◆ Görev:
Meleyê Cizîrî ve Divanı hakkındaki metni lütfen son cümlesinden sonra devam ettirin.

◆ Belge Metni:
::::::
Meleyê Cizîrî Kürt tasavvuf şiirinin en önemli temsilcisidir. Kürtçenin yanı sıra Arapça, Farsça ve Türkçe'ye de vakıftır. Meleyê Cizîrî ve Divan'ı hem Kürt edebiyatı hem de dünya edebiyatı için çok önemli bir eserdir. Yüzyıllardır dilden dile dolaşan ve hiç eskimeyen şiirleri onun üstün şiir kalitesini de gösterir... Meleyê Cizîrî'nin Divanı ilk defa 1904 yılında Berlin'de Martin Hartman tarafından basılmıştır. Daha sonra ise bugüne kadar en güvenilir kaynak olarak başvurulan Qomişlo müftüsü Ehmedê Zivingî'nin bastırdığı ve derleyip toparladığı Divanı basılmıştır. Bu Divan'da 120 şiir ve 3 rubaiye forma bakılmaksızın, kafiyelerin son harfine göre alfabetik yer verilmiştir. Bir başka önemli derleme kaynak ise Kürt şairlerinden Hejar'ın yayınladığı Divan olmuştur. Yakın zamanda ise Celalettin Yöyler'in İstanbul Kürt Enstitüsü tarafından basılan Şîroveya Diwana Meleyê Cizîrî önemli bir kaynak olarak gösterilmektedir. Diğer yandan Nûbihar yayınlarınca okuruyla buluşan Kürtçe ve Türkçe metin ise derli toplu bir şekilde Cizîrî'nin tüm şiirlerine yer verilmektedir. Yine önemli bir başvuru kaynağı ise yakın zamanda Türkçeye çevirilen Meleyê Cizîrî, Sevgi ve Güzelliğin Şairi kitabıdır.
::::::
◆ Materyal:
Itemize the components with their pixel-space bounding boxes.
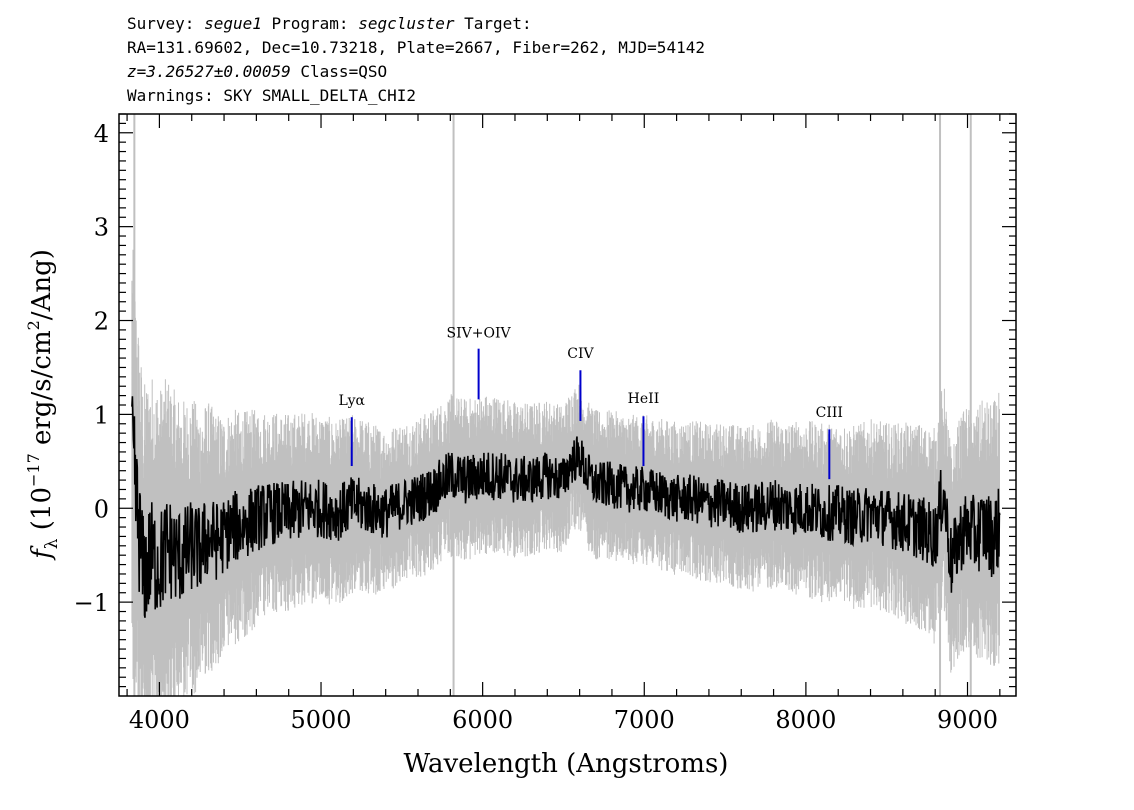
::::::
◆ Alıştırma Sonucu:
Kürtçe'de tasavvuf edebiyatının bir şaheseri sayılan Divan'ı anlamak ve ondaki derin ve lahuti mana iklimine girebilmek için sadece dili bilmek elbetteki yetmez. Çünkü geniş ve derin bir ilme, keskin bir marifete, zengin ve coşkun bir aşka sahip olan Cizîrî'nin şiirlerinde tarih, felsefe, estetik, tasavvuf, belagat, nahiv (gramer), astronomi gibi fizik ve metafizik konular içiçe geçmiştir. Önemli fıkıh kaynaklarına gönderme yapması; Maruf-u Kerhî, Şiblî, Mansur ve Alaî gibi tasavvuf büyüklerini zikretmesi, Şeyh San'an gibi bir seyri süluk serüvenini şiirine konu edinmesi onun fıkıh, kelam ve tasavvuf vadisinde zengin bir birikime sahip olduğuna işaret eder. Ancak o, bütün bunları varılması ve ulaşılması gereken bir noktaya doğru yöneltir, asıl maksuduna ve matlubuna hizmet yolunda ustalıkla kullanır. Şiirinde kullandığı tüm argümanlar ilahi aşkın remizleri olarak anlaşılmalıdır. Bediüzzaman Said Nursî'nin, onun aşktaki makamını şöyle ifade ettiği rivayet edilir: "Mevlana Celaleddin-i Rumî, Molla Ahmed-i Cezirî ve Mevlana Cami'nin aşk meşrebindeki makamları birdir" O halde, Cezirî'nin divanını, onun ruh ikliminin iksirli havasını teneffüs ederek okumalıyız. Tasavvufun kendine özgü mazmunlarını ve kavramlarını ve bunlara yüklenen manaları bilmeden onun kudsî lezzetini tadamayız. Çünkü onun nazarında bütün güzellikler ilahi güzelliğin birer yansıması, birer tecellisidir.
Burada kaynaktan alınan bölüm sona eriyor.